### Short problem
Write out the listing beneath this instruction in its entirety, exactly as it reads.

——

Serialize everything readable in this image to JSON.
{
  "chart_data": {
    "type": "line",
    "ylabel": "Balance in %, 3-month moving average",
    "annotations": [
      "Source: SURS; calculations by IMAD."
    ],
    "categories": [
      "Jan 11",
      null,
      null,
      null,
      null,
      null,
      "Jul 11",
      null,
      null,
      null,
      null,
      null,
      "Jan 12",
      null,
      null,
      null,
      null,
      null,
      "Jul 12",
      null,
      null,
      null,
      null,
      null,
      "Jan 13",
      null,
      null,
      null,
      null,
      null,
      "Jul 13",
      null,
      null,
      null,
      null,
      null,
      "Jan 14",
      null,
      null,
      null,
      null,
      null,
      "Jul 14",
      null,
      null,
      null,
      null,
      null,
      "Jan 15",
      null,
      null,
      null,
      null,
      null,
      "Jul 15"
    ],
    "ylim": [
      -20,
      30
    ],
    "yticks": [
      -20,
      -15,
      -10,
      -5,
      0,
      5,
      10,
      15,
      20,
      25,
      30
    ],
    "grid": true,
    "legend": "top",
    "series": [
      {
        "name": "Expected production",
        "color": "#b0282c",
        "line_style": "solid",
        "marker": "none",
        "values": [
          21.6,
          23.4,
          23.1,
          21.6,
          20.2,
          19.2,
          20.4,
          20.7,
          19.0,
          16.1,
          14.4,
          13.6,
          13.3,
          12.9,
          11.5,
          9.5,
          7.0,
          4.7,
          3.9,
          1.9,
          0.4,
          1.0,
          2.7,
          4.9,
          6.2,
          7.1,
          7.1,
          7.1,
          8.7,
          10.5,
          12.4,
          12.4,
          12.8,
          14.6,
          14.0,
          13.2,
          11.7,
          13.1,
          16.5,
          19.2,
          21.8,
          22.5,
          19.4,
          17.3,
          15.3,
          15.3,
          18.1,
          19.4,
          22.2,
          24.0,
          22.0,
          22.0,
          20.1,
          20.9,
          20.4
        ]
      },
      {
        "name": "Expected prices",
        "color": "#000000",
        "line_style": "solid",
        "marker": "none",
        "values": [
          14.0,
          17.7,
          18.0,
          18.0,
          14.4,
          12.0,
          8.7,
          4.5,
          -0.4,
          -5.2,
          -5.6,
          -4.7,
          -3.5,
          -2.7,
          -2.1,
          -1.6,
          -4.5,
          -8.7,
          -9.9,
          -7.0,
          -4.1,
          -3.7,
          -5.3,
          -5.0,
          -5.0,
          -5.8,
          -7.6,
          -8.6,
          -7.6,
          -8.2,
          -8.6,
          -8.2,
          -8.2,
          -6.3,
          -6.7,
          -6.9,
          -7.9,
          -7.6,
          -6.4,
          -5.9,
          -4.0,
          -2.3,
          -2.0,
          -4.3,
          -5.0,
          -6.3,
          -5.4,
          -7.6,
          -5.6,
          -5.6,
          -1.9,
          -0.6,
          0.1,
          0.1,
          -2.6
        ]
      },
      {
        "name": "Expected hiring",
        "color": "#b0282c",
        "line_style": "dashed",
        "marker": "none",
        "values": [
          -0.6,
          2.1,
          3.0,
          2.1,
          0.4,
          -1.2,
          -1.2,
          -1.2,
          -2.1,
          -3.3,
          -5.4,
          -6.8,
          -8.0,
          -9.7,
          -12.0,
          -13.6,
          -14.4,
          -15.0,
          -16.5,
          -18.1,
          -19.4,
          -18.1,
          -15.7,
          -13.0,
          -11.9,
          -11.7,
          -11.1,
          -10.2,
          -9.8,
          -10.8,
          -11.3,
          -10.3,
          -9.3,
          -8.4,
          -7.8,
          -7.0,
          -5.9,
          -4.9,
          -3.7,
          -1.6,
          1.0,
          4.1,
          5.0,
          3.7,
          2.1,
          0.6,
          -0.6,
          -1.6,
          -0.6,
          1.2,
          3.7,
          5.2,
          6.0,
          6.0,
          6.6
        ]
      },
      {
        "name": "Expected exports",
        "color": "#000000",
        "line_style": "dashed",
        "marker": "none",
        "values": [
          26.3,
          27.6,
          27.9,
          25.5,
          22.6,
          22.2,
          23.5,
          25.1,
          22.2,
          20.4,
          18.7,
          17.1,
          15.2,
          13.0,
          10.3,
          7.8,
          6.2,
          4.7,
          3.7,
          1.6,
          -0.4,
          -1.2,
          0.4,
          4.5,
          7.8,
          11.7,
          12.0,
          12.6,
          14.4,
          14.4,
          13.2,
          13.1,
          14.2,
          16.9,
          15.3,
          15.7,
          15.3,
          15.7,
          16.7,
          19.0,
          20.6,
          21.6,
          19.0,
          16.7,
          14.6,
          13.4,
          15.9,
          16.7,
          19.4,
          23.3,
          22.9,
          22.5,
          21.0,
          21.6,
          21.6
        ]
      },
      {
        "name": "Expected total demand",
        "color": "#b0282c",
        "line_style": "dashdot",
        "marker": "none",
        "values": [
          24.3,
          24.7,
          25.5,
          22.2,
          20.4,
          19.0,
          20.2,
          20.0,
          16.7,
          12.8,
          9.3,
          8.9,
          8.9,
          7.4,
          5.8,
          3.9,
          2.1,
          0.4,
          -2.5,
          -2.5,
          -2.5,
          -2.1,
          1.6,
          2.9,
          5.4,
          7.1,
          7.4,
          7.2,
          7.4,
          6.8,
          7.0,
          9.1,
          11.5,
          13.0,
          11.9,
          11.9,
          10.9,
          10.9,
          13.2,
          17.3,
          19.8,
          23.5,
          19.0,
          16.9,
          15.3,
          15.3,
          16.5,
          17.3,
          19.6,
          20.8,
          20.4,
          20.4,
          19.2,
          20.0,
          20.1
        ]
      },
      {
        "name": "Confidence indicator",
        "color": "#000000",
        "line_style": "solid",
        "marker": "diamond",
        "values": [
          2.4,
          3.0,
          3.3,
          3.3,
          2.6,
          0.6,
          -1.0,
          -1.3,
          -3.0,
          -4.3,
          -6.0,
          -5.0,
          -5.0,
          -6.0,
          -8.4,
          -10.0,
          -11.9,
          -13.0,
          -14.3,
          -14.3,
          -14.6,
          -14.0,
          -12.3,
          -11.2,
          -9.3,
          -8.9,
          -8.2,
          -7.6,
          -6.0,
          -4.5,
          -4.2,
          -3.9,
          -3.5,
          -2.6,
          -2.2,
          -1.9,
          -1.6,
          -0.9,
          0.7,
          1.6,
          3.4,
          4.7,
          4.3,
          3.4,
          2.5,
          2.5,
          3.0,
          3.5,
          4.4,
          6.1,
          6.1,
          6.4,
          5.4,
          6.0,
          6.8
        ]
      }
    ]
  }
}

——

### Correct answer
Serialize everything readable in this image to JSON.
{
  "chart_data": {
    "type": "line",
    "ylabel": "Balance in %, 3-month moving average",
    "annotations": [
      "Source: SURS; calculations by IMAD."
    ],
    "categories": [
      "Jan 11",
      null,
      null,
      null,
      null,
      null,
      "Jul 11",
      null,
      null,
      null,
      null,
      null,
      "Jan 12",
      null,
      null,
      null,
      null,
      null,
      "Jul 12",
      null,
      null,
      null,
      null,
      null,
      "Jan 13",
      null,
      null,
      null,
      null,
      null,
      "Jul 13",
      null,
      null,
      null,
      null,
      null,
      "Jan 14",
      null,
      null,
      null,
      null,
      null,
      "Jul 14",
      null,
      null,
      null,
      null,
      null,
      "Jan 15",
      null,
      null,
      null,
      null,
      null,
      "Jul 15"
    ],
    "ylim": [
      -20,
      30
    ],
    "yticks": [
      -20,
      -15,
      -10,
      -5,
      0,
      5,
      10,
      15,
      20,
      25,
      30
    ],
    "grid": true,
    "legend": "top",
    "series": [
      {
        "name": "Expected production",
        "color": "#b0282c",
        "line_style": "solid",
        "marker": "none",
        "values": [
          21.6,
          23.4,
          23.1,
          21.6,
          20.2,
          19.2,
          20.4,
          20.7,
          19.0,
          16.1,
          14.4,
          13.6,
          13.3,
          12.9,
          11.5,
          9.5,
          7.0,
          4.7,
          3.9,
          1.9,
          0.4,
          1.0,
          2.7,
          4.9,
          6.2,
          7.1,
          7.1,
          7.1,
          8.7,
          10.5,
          12.4,
          12.4,
          12.8,
          14.6,
          14.0,
          13.2,
          11.7,
          13.1,
          16.5,
          19.2,
          21.8,
          22.5,
          19.4,
          17.3,
          15.3,
          15.3,
          18.1,
          19.4,
          22.2,
          24.0,
          22.0,
          22.0,
          20.1,
          20.9,
          20.4
        ]
      },
      {
        "name": "Expected prices",
        "color": "#000000",
        "line_style": "solid",
        "marker": "none",
        "values": [
          14.0,
          17.7,
          18.0,
          18.0,
          14.4,
          12.0,
          8.7,
          4.5,
          -0.4,
          -5.2,
          -5.6,
          -4.7,
          -3.5,
          -2.7,
          -2.1,
          -1.6,
          -4.5,
          -8.7,
          -9.9,
          -7.0,
          -4.1,
          -3.7,
          -5.3,
          -5.0,
          -5.0,
          -5.8,
          -7.6,
          -8.6,
          -7.6,
          -8.2,
          -8.6,
          -8.2,
          -8.2,
          -6.3,
          -6.7,
          -6.9,
          -7.9,
          -7.6,
          -6.4,
          -5.9,
          -4.0,
          -2.3,
          -2.0,
          -4.3,
          -5.0,
          -6.3,
          -5.4,
          -7.6,
          -5.6,
          -5.6,
          -1.9,
          -0.6,
          0.1,
          0.1,
          -2.6
        ]
      },
      {
        "name": "Expected hiring",
        "color": "#b0282c",
        "line_style": "dashed",
        "marker": "none",
        "values": [
          -0.6,
          2.1,
          3.0,
          2.1,
          0.4,
          -1.2,
          -1.2,
          -1.2,
          -2.1,
          -3.3,
          -5.4,
          -6.8,
          -8.0,
          -9.7,
          -12.0,
          -13.6,
          -14.4,
          -15.0,
          -16.5,
          -18.1,
          -19.4,
          -18.1,
          -15.7,
          -13.0,
          -11.9,
          -11.7,
          -11.1,
          -10.2,
          -9.8,
          -10.8,
          -11.3,
          -10.3,
          -9.3,
          -8.4,
          -7.8,
          -7.0,
          -5.9,
          -4.9,
          -3.7,
          -1.6,
          1.0,
          4.1,
          5.0,
          3.7,
          2.1,
          0.6,
          -0.6,
          -1.6,
          -0.6,
          1.2,
          3.7,
          5.2,
          6.0,
          6.0,
          6.6
        ]
      },
      {
        "name": "Expected exports",
        "color": "#000000",
        "line_style": "dashed",
        "marker": "none",
        "values": [
          26.3,
          27.6,
          27.9,
          25.5,
          22.6,
          22.2,
          23.5,
          25.1,
          22.2,
          20.4,
          18.7,
          17.1,
          15.2,
          13.0,
          10.3,
          7.8,
          6.2,
          4.7,
          3.7,
          1.6,
          -0.4,
          -1.2,
          0.4,
          4.5,
          7.8,
          11.7,
          12.0,
          12.6,
          14.4,
          14.4,
          13.2,
          13.1,
          14.2,
          16.9,
          15.3,
          15.7,
          15.3,
          15.7,
          16.7,
          19.0,
          20.6,
          21.6,
          19.0,
          16.7,
          14.6,
          13.4,
          15.9,
          16.7,
          19.4,
          23.3,
          22.9,
          22.5,
          21.0,
          21.6,
          21.6
        ]
      },
      {
        "name": "Expected total demand",
        "color": "#b0282c",
        "line_style": "dashdot",
        "marker": "none",
        "values": [
          24.3,
          24.7,
          25.5,
          22.2,
          20.4,
          19.0,
          20.2,
          20.0,
          16.7,
          12.8,
          9.3,
          8.9,
          8.9,
          7.4,
          5.8,
          3.9,
          2.1,
          0.4,
          -2.5,
          -2.5,
          -2.5,
          -2.1,
          1.6,
          2.9,
          5.4,
          7.1,
          7.4,
          7.2,
          7.4,
          6.8,
          7.0,
          9.1,
          11.5,
          13.0,
          11.9,
          11.9,
          10.9,
          10.9,
          13.2,
          17.3,
          19.8,
          23.5,
          19.0,
          16.9,
          15.3,
          15.3,
          16.5,
          17.3,
          19.6,
          20.8,
          20.4,
          20.4,
          19.2,
          20.0,
          20.1
        ]
      },
      {
        "name": "Confidence indicator",
        "color": "#000000",
        "line_style": "solid",
        "marker": "diamond",
        "values": [
          2.4,
          3.0,
          3.3,
          3.3,
          2.6,
          0.6,
          -1.0,
          -1.3,
          -3.0,
          -4.3,
          -6.0,
          -5.0,
          -5.0,
          -6.0,
          -8.4,
          -10.0,
          -11.9,
          -13.0,
          -14.3,
          -14.3,
          -14.6,
          -14.0,
          -12.3,
          -11.2,
          -9.3,
          -8.9,
          -8.2,
          -7.6,
          -6.0,
          -4.5,
          -4.2,
          -3.9,
          -3.5,
          -2.6,
          -2.2,
          -1.9,
          -1.6,
          -0.9,
          0.7,
          1.6,
          3.4,
          4.7,
          4.3,
          3.4,
          2.5,
          2.5,
          3.0,
          3.5,
          4.4,
          6.1,
          6.1,
          6.4,
          5.4,
          6.0,
          6.8
        ]
      }
    ]
  }
}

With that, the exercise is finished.